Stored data
──────
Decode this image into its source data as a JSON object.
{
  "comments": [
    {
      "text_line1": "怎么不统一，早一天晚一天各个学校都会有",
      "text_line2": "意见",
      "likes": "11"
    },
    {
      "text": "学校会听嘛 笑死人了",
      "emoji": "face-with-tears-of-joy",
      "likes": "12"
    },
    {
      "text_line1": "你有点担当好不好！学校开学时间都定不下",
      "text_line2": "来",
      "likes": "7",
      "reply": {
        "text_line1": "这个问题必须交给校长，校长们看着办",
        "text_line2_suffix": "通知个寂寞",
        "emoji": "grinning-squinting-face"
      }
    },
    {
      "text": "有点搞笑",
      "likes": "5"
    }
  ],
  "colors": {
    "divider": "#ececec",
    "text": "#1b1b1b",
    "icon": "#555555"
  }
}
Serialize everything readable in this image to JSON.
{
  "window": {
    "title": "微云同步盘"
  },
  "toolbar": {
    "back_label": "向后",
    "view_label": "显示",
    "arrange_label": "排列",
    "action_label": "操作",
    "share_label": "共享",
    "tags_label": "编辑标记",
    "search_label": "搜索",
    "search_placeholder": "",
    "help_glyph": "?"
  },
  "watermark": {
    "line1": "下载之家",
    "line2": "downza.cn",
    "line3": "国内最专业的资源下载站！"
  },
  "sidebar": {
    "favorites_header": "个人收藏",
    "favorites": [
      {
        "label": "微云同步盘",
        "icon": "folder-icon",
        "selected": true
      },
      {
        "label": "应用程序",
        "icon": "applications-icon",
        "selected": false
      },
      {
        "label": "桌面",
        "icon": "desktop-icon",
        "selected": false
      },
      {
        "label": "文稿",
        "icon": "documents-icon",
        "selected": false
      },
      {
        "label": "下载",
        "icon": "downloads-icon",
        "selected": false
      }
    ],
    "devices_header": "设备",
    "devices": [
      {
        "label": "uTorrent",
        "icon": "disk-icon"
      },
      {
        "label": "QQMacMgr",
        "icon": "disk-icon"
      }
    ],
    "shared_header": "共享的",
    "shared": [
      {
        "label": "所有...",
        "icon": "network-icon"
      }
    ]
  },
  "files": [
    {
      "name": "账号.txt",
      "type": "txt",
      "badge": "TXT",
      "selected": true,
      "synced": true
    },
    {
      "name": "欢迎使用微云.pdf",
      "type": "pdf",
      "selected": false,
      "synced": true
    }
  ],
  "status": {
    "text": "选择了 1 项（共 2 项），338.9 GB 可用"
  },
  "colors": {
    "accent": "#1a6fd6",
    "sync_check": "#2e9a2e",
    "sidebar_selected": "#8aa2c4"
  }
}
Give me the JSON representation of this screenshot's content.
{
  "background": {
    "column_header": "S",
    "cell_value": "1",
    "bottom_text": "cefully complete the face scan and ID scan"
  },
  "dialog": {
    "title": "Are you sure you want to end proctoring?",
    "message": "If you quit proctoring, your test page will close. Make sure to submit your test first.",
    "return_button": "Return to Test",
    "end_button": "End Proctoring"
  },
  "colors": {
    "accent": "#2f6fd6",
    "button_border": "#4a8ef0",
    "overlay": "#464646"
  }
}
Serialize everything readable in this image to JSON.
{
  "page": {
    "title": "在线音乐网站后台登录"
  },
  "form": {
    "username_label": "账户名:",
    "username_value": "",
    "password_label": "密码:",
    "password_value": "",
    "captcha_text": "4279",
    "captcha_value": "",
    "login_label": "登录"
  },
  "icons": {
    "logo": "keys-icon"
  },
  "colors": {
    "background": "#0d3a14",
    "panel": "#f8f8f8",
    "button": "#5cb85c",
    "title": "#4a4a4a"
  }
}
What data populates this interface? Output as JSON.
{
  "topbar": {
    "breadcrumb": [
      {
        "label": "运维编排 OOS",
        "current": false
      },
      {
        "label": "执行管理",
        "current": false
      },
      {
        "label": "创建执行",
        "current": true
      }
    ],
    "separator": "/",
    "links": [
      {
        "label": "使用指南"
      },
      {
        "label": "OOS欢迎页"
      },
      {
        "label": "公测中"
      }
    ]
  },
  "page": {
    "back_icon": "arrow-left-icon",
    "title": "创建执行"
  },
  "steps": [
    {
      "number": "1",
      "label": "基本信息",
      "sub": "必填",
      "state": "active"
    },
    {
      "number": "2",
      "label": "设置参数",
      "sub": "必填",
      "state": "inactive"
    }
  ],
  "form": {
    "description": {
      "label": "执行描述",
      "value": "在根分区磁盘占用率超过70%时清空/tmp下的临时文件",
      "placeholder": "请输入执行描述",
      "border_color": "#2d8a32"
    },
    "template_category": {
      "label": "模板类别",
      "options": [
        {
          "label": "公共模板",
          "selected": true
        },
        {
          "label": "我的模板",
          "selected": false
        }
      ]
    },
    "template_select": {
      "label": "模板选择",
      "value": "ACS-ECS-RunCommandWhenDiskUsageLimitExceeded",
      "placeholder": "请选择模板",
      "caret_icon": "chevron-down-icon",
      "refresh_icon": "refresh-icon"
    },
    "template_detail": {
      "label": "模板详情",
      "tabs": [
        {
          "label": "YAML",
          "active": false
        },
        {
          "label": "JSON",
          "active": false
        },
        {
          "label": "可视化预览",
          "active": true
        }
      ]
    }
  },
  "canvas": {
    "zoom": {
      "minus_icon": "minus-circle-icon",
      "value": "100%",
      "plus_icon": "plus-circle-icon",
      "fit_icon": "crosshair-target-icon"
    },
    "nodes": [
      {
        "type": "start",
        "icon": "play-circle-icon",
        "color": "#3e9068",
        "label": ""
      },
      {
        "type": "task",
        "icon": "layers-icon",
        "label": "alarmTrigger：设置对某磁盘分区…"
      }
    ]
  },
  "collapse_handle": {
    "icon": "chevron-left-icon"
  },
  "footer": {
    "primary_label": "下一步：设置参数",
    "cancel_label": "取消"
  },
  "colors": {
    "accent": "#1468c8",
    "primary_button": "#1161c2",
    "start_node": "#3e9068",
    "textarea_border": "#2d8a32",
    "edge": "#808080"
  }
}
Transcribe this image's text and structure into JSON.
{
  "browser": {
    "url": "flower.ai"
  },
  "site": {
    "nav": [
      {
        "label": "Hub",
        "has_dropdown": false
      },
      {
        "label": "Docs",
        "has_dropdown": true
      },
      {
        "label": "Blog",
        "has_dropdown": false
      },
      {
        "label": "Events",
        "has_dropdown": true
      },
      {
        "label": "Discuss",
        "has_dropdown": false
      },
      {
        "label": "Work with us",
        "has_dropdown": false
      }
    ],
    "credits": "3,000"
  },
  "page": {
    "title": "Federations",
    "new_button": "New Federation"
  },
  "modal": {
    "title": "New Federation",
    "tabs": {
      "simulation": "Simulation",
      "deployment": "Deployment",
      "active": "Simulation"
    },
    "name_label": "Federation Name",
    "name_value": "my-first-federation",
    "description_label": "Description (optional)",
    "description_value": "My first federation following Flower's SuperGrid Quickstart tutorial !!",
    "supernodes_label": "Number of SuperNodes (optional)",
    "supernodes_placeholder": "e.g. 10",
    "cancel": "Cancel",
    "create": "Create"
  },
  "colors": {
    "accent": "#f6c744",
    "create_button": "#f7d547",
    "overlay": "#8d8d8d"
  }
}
──────
§ **What this task involves**:
Read the data above. Pull out each line in which the string "Simulation" appears.

§ **Correct result**:
      "simulation": "Simulation",
      "active": "Simulation"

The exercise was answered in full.